■ Brief
In the listing below, find every line containing "ABM与" and copy it out.
— start of Input —
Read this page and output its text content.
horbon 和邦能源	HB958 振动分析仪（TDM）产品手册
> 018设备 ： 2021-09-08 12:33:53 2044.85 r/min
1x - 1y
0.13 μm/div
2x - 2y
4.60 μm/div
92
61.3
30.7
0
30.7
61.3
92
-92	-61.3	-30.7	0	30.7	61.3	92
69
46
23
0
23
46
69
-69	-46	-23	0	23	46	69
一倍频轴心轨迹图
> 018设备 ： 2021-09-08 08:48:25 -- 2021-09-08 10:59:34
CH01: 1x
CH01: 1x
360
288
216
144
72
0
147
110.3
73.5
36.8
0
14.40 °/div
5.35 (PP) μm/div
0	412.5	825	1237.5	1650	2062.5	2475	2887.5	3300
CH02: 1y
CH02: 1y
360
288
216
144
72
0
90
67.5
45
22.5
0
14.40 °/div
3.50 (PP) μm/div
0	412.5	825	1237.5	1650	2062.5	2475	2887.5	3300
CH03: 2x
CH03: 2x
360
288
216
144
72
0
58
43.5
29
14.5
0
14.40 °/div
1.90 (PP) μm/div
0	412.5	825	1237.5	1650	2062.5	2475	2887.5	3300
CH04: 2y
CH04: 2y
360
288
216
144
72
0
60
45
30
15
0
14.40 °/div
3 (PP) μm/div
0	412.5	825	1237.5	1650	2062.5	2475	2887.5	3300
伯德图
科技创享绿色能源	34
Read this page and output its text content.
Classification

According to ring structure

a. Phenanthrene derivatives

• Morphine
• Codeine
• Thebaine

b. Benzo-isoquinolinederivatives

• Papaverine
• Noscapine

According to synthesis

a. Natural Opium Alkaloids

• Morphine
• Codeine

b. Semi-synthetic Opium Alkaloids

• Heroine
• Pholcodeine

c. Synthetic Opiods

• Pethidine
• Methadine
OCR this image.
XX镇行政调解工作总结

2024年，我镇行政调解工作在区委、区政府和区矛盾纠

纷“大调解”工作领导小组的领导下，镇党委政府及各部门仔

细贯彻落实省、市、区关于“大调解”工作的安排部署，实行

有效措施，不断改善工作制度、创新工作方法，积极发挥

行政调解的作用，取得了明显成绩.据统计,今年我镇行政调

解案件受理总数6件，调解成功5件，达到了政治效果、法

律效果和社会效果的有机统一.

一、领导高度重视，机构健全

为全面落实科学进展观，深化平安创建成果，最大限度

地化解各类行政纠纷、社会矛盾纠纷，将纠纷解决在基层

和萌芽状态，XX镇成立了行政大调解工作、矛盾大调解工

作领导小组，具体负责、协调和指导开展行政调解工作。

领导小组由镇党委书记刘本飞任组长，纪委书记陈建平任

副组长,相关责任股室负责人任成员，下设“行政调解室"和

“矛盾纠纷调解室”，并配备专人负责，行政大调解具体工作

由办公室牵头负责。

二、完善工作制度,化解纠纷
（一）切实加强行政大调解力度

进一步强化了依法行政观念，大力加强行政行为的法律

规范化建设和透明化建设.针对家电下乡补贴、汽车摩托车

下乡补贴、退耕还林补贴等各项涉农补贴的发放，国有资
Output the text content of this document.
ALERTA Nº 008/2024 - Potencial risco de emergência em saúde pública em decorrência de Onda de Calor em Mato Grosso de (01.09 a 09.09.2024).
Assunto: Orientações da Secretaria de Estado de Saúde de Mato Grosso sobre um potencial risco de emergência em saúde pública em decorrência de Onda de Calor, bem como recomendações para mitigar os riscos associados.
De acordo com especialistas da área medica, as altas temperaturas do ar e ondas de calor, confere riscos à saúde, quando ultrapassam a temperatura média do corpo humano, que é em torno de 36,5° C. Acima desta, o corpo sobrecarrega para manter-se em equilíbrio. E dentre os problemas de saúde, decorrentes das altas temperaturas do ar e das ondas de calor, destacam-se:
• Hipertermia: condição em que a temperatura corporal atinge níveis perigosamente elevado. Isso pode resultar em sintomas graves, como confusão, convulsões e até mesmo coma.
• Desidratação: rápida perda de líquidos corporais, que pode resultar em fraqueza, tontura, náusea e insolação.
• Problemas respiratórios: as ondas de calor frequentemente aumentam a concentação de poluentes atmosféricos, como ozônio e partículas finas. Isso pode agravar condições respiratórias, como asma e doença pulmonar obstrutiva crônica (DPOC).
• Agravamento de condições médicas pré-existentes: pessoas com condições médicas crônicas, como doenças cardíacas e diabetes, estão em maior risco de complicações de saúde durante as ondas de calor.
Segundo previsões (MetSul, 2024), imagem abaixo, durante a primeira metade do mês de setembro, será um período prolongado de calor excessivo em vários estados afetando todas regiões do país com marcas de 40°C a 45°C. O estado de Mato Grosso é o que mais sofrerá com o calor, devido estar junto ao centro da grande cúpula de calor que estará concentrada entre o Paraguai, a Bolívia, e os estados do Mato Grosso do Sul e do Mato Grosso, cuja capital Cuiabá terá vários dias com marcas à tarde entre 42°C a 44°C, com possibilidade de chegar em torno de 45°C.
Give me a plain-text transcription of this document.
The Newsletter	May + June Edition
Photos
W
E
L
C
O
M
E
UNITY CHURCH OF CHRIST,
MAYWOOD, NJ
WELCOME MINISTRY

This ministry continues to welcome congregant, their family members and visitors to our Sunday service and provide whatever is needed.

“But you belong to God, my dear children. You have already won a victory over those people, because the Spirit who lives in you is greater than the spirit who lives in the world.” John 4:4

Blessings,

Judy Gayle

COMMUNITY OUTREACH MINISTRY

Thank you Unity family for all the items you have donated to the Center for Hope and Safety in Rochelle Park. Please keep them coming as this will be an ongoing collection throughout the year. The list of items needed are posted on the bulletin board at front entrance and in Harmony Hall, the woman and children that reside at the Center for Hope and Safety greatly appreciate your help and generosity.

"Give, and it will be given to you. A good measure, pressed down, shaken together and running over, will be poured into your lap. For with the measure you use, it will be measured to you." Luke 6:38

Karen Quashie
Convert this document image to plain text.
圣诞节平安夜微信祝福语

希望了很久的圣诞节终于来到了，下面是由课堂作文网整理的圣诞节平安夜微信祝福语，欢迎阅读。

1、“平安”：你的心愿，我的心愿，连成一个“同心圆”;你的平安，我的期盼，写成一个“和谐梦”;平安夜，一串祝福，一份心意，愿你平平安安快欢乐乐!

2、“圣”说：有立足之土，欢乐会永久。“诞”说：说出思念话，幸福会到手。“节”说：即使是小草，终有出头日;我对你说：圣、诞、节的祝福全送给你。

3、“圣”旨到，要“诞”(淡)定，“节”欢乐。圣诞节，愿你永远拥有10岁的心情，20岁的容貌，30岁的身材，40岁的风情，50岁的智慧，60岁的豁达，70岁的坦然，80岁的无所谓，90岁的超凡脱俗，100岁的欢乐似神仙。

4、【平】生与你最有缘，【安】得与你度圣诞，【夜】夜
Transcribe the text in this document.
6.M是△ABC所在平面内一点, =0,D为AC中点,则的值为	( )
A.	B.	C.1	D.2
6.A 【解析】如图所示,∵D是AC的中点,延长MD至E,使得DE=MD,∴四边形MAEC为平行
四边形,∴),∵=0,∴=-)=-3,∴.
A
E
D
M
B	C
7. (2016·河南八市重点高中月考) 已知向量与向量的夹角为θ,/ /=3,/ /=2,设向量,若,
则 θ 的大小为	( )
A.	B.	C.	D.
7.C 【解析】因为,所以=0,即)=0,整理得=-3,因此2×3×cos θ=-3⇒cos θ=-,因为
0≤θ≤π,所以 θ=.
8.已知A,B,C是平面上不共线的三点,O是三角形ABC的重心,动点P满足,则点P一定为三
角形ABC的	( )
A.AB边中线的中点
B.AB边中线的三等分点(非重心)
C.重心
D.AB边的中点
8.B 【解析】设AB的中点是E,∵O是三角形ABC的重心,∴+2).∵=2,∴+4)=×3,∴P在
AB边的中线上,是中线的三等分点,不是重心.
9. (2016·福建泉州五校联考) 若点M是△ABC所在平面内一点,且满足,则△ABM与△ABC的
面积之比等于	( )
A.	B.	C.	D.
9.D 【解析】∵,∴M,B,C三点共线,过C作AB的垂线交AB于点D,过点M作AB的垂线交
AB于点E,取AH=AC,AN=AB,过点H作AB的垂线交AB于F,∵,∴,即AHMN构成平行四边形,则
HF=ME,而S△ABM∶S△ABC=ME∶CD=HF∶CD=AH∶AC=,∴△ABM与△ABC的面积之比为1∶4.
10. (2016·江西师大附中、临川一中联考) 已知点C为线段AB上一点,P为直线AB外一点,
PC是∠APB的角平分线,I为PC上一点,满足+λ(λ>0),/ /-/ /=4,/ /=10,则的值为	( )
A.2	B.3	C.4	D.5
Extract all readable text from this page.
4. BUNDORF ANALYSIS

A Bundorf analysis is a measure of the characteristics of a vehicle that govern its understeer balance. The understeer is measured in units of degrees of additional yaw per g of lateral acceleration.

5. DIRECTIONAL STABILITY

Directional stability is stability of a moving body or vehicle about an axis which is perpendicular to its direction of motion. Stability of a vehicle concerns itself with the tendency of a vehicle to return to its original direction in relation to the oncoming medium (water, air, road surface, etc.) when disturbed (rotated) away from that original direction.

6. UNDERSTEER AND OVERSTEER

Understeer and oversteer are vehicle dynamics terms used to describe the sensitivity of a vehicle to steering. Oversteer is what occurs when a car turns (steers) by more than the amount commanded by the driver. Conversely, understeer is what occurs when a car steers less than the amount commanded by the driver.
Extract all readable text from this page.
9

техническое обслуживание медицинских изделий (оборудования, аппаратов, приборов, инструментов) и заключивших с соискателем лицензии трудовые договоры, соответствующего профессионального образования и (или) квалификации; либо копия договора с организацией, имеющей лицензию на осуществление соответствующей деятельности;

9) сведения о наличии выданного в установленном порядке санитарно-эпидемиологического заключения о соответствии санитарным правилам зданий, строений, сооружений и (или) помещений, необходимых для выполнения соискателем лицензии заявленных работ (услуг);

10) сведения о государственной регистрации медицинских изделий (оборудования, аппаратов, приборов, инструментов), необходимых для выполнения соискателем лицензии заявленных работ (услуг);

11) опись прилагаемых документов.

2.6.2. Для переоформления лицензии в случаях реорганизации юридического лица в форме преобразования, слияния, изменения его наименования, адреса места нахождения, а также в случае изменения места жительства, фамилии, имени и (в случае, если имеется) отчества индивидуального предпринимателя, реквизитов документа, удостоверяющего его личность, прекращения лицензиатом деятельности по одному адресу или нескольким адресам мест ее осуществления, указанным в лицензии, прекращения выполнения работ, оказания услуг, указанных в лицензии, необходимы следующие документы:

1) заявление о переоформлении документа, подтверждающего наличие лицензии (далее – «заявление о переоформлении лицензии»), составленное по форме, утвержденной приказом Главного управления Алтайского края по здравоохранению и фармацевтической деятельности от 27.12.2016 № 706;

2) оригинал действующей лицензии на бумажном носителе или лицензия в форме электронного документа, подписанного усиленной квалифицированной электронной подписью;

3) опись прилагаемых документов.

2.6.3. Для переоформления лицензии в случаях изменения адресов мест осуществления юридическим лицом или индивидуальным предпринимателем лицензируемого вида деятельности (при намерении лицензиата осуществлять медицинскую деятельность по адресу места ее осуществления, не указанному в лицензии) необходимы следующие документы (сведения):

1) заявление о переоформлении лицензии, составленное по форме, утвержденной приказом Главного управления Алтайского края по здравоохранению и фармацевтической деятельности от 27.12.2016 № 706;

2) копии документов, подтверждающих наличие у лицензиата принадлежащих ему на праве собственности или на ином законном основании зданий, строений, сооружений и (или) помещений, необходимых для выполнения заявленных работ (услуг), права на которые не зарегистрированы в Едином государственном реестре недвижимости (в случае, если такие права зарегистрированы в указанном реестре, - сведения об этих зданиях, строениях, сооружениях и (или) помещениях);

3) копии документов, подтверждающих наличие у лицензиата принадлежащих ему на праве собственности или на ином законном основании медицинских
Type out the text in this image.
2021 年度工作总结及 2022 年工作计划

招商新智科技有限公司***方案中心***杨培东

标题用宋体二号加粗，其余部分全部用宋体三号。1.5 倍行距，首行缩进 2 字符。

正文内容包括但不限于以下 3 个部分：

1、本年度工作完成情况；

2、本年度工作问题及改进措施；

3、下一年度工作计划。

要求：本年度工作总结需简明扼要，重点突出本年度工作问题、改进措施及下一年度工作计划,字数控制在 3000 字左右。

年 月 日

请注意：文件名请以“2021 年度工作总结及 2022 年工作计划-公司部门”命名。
— end of Input —
■ Exercise answer
9. (2016·福建泉州五校联考) 若点M是△ABC所在平面内一点,且满足,则△ABM与△ABC的
HF=ME,而S△ABM∶S△ABC=ME∶CD=HF∶CD=AH∶AC=,∴△ABM与△ABC的面积之比为1∶4.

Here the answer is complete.